*YOUR TASK*:
Reproduce each line of the listing exactly.

- - - - -

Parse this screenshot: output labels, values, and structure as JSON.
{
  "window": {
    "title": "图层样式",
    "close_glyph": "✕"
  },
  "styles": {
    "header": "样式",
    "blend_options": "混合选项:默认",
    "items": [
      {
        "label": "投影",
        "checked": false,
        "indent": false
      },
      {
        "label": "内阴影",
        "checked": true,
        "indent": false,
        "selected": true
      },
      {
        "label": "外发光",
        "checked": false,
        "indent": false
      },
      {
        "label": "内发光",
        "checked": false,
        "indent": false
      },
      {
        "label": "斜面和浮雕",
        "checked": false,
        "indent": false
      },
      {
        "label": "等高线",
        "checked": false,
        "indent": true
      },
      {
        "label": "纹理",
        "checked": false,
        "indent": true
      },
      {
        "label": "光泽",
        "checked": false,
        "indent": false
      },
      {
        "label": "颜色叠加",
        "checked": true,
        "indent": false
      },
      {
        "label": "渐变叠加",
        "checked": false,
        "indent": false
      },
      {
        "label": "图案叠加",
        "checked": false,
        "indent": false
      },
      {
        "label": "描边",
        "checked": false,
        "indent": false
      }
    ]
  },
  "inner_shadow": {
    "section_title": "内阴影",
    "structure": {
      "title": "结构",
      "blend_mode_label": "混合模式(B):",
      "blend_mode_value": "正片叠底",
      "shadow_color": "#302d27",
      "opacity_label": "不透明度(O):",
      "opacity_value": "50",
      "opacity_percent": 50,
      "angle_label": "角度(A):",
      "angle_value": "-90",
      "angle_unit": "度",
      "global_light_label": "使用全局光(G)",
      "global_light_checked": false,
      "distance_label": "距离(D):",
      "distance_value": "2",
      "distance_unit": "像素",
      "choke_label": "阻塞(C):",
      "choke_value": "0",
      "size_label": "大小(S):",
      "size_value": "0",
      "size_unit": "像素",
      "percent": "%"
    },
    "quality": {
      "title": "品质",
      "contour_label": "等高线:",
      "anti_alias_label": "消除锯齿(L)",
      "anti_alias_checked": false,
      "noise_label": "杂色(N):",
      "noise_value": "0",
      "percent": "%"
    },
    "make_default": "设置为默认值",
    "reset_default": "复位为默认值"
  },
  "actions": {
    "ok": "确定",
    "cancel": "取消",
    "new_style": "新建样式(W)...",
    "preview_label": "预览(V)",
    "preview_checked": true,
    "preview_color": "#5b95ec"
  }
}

- - - - -

*COMPLETE ANSWER*:
Parse this screenshot: output labels, values, and structure as JSON.
{
  "window": {
    "title": "图层样式",
    "close_glyph": "✕"
  },
  "styles": {
    "header": "样式",
    "blend_options": "混合选项:默认",
    "items": [
      {
        "label": "投影",
        "checked": false,
        "indent": false
      },
      {
        "label": "内阴影",
        "checked": true,
        "indent": false,
        "selected": true
      },
      {
        "label": "外发光",
        "checked": false,
        "indent": false
      },
      {
        "label": "内发光",
        "checked": false,
        "indent": false
      },
      {
        "label": "斜面和浮雕",
        "checked": false,
        "indent": false
      },
      {
        "label": "等高线",
        "checked": false,
        "indent": true
      },
      {
        "label": "纹理",
        "checked": false,
        "indent": true
      },
      {
        "label": "光泽",
        "checked": false,
        "indent": false
      },
      {
        "label": "颜色叠加",
        "checked": true,
        "indent": false
      },
      {
        "label": "渐变叠加",
        "checked": false,
        "indent": false
      },
      {
        "label": "图案叠加",
        "checked": false,
        "indent": false
      },
      {
        "label": "描边",
        "checked": false,
        "indent": false
      }
    ]
  },
  "inner_shadow": {
    "section_title": "内阴影",
    "structure": {
      "title": "结构",
      "blend_mode_label": "混合模式(B):",
      "blend_mode_value": "正片叠底",
      "shadow_color": "#302d27",
      "opacity_label": "不透明度(O):",
      "opacity_value": "50",
      "opacity_percent": 50,
      "angle_label": "角度(A):",
      "angle_value": "-90",
      "angle_unit": "度",
      "global_light_label": "使用全局光(G)",
      "global_light_checked": false,
      "distance_label": "距离(D):",
      "distance_value": "2",
      "distance_unit": "像素",
      "choke_label": "阻塞(C):",
      "choke_value": "0",
      "size_label": "大小(S):",
      "size_value": "0",
      "size_unit": "像素",
      "percent": "%"
    },
    "quality": {
      "title": "品质",
      "contour_label": "等高线:",
      "anti_alias_label": "消除锯齿(L)",
      "anti_alias_checked": false,
      "noise_label": "杂色(N):",
      "noise_value": "0",
      "percent": "%"
    },
    "make_default": "设置为默认值",
    "reset_default": "复位为默认值"
  },
  "actions": {
    "ok": "确定",
    "cancel": "取消",
    "new_style": "新建样式(W)...",
    "preview_label": "预览(V)",
    "preview_checked": true,
    "preview_color": "#5b95ec"
  }
}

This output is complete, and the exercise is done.